Written request: What follows is a listing. Return every line of it exactly.
>>>
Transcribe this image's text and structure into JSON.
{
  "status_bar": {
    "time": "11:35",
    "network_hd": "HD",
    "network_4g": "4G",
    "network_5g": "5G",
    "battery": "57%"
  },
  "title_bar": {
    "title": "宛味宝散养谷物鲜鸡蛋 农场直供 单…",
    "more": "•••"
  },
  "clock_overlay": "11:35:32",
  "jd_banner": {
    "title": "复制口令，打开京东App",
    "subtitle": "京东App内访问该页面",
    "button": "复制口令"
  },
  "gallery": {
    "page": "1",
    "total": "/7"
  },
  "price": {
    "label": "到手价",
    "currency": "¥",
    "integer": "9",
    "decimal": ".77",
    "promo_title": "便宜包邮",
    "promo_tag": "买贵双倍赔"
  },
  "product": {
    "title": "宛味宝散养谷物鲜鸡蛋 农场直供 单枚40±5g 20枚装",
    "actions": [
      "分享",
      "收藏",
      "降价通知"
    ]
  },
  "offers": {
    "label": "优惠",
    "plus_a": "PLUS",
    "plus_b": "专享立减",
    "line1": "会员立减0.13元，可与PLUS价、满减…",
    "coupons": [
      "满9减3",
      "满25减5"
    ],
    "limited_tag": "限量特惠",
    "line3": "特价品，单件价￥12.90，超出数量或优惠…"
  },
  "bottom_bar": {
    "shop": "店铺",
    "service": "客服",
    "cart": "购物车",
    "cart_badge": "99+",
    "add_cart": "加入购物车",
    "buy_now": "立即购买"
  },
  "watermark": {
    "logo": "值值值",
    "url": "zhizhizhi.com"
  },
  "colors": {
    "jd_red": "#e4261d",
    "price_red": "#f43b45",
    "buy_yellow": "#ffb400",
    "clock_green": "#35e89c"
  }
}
<<<
Task response:
Transcribe this image's text and structure into JSON.
{
  "status_bar": {
    "time": "11:35",
    "network_hd": "HD",
    "network_4g": "4G",
    "network_5g": "5G",
    "battery": "57%"
  },
  "title_bar": {
    "title": "宛味宝散养谷物鲜鸡蛋 农场直供 单…",
    "more": "•••"
  },
  "clock_overlay": "11:35:32",
  "jd_banner": {
    "title": "复制口令，打开京东App",
    "subtitle": "京东App内访问该页面",
    "button": "复制口令"
  },
  "gallery": {
    "page": "1",
    "total": "/7"
  },
  "price": {
    "label": "到手价",
    "currency": "¥",
    "integer": "9",
    "decimal": ".77",
    "promo_title": "便宜包邮",
    "promo_tag": "买贵双倍赔"
  },
  "product": {
    "title": "宛味宝散养谷物鲜鸡蛋 农场直供 单枚40±5g 20枚装",
    "actions": [
      "分享",
      "收藏",
      "降价通知"
    ]
  },
  "offers": {
    "label": "优惠",
    "plus_a": "PLUS",
    "plus_b": "专享立减",
    "line1": "会员立减0.13元，可与PLUS价、满减…",
    "coupons": [
      "满9减3",
      "满25减5"
    ],
    "limited_tag": "限量特惠",
    "line3": "特价品，单件价￥12.90，超出数量或优惠…"
  },
  "bottom_bar": {
    "shop": "店铺",
    "service": "客服",
    "cart": "购物车",
    "cart_badge": "99+",
    "add_cart": "加入购物车",
    "buy_now": "立即购买"
  },
  "watermark": {
    "logo": "值值值",
    "url": "zhizhizhi.com"
  },
  "colors": {
    "jd_red": "#e4261d",
    "price_red": "#f43b45",
    "buy_yellow": "#ffb400",
    "clock_green": "#35e89c"
  }
}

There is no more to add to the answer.